WORK TO COMPLETE
Read the entries below and pull out each line with the string "subtitle".

(Stored records)
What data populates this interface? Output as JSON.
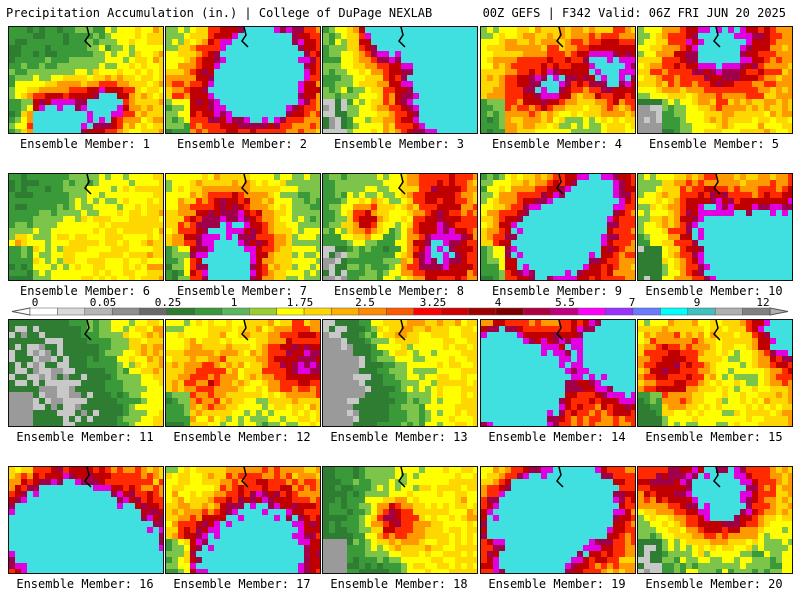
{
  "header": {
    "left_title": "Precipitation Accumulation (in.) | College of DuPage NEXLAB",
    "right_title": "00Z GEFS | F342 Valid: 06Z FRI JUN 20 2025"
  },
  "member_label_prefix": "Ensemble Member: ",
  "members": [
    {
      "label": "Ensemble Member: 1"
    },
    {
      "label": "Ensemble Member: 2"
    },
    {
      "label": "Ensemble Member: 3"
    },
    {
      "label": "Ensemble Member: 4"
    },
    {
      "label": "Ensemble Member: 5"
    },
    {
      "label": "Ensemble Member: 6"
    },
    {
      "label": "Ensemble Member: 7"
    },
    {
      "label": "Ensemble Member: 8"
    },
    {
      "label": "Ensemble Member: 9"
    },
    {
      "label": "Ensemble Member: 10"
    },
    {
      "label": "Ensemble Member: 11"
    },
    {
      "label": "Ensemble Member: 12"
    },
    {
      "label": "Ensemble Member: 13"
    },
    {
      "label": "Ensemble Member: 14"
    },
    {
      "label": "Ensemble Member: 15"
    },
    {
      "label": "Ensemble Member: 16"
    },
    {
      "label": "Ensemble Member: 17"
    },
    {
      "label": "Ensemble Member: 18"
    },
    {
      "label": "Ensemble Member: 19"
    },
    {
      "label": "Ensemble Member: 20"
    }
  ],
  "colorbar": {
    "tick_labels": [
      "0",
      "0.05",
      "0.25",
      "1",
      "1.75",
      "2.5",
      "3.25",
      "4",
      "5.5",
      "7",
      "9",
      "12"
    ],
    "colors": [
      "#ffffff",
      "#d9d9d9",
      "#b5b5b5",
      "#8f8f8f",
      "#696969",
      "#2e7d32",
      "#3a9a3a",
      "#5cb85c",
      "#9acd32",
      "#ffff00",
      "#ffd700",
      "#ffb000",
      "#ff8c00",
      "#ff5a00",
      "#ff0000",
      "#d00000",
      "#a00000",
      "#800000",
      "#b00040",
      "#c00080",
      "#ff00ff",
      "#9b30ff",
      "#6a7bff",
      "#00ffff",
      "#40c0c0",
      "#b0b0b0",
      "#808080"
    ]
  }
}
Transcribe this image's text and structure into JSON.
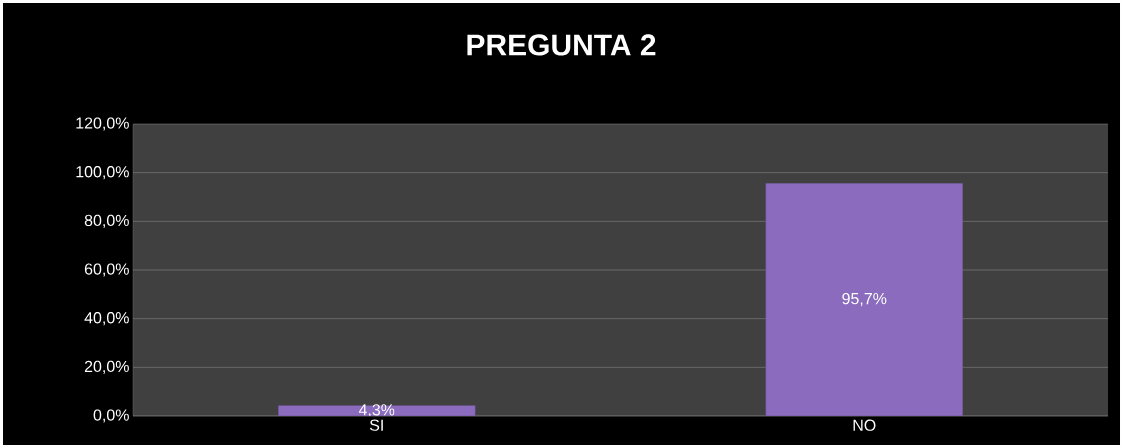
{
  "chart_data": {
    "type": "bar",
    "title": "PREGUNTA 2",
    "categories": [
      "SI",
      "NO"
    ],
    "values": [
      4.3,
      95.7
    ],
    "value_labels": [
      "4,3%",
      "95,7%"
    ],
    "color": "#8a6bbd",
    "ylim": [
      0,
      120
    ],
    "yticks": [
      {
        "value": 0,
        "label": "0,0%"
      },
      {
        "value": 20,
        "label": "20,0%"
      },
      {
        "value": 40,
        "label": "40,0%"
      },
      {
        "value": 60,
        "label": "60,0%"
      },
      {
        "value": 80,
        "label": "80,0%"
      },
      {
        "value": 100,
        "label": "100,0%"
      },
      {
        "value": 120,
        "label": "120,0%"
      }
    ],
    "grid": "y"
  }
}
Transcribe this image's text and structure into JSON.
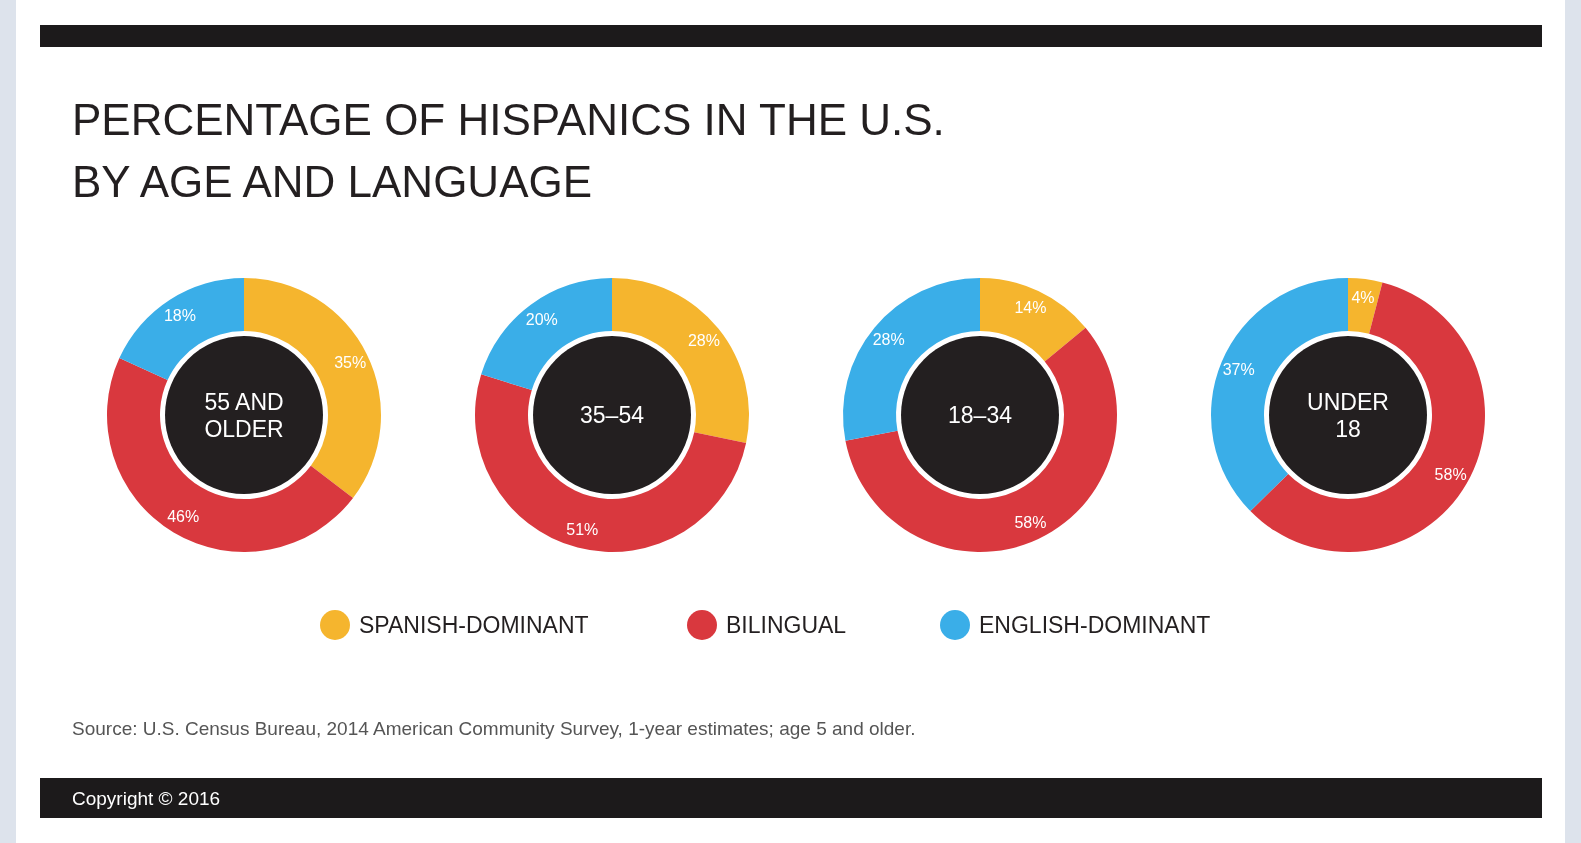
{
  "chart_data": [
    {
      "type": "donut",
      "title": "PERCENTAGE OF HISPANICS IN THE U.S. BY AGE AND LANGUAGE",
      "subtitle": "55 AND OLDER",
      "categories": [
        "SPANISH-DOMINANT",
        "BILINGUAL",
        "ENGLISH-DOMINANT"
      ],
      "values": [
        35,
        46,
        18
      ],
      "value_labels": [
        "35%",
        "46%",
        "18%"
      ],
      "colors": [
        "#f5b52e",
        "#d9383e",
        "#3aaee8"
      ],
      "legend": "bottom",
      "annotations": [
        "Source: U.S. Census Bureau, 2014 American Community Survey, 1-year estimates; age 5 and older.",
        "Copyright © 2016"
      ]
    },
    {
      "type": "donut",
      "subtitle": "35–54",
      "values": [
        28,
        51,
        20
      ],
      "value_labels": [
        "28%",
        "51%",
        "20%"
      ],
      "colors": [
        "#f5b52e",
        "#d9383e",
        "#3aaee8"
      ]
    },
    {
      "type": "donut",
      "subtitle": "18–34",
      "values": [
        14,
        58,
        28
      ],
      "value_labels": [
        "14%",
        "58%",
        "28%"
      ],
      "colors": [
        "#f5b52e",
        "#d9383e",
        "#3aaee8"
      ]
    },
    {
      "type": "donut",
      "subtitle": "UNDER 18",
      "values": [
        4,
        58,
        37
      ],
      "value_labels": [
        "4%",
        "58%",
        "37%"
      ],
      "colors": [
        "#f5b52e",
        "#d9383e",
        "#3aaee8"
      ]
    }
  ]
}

==

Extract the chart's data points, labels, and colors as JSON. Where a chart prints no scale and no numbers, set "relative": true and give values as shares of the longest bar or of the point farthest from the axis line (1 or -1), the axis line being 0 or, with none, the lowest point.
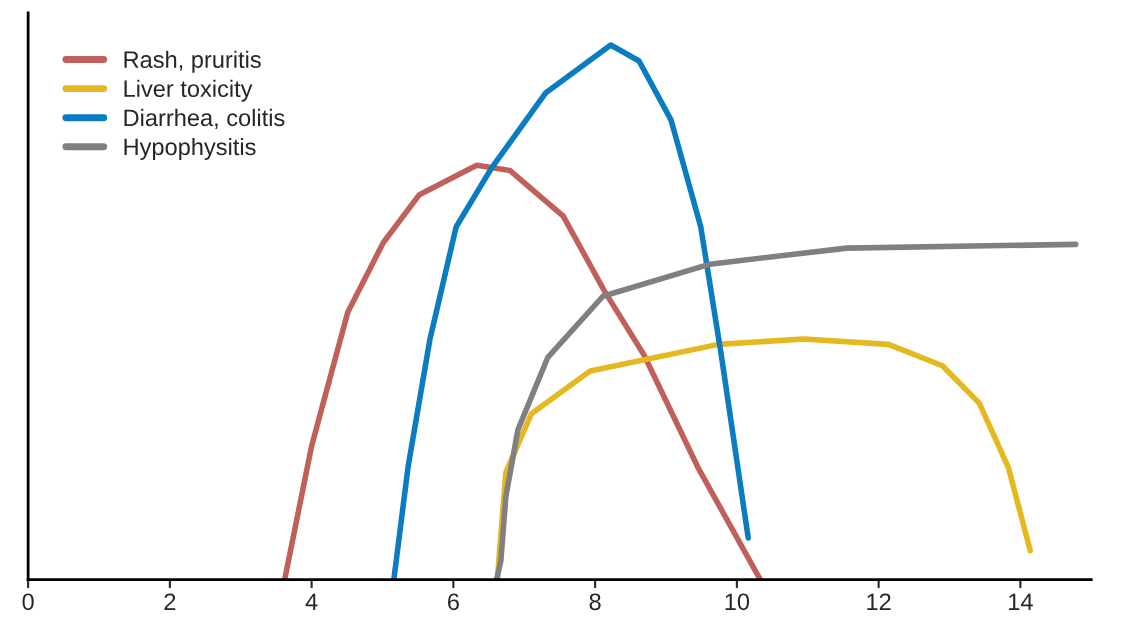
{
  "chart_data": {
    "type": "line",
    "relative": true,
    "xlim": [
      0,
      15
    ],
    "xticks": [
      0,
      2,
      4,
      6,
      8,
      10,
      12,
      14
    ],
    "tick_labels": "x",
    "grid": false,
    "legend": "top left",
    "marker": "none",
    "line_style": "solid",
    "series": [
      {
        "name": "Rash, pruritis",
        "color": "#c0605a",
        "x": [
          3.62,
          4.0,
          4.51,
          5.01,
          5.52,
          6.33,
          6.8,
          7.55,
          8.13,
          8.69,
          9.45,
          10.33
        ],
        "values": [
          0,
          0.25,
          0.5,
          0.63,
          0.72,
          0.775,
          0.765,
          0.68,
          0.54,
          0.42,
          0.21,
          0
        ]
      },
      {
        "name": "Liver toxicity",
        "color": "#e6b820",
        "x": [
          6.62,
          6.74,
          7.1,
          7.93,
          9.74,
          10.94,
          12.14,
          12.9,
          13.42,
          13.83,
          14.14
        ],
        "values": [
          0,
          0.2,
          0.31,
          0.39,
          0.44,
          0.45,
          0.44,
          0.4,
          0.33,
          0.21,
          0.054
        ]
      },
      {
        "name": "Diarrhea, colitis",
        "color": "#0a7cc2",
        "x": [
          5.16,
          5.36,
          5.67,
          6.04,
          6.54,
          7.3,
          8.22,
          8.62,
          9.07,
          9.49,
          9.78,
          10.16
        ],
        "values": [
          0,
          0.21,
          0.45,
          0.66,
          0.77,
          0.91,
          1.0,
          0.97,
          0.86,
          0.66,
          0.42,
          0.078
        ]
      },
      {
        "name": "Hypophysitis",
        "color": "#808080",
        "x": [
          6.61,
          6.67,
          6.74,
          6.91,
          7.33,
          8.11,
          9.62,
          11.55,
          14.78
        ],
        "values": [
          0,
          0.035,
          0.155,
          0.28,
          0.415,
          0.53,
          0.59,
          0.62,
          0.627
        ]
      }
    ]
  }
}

CORRECT RESULT
      "subtitle": "55 AND OLDER",
      "subtitle": "35–54",
      "subtitle": "18–34",
      "subtitle": "UNDER 18",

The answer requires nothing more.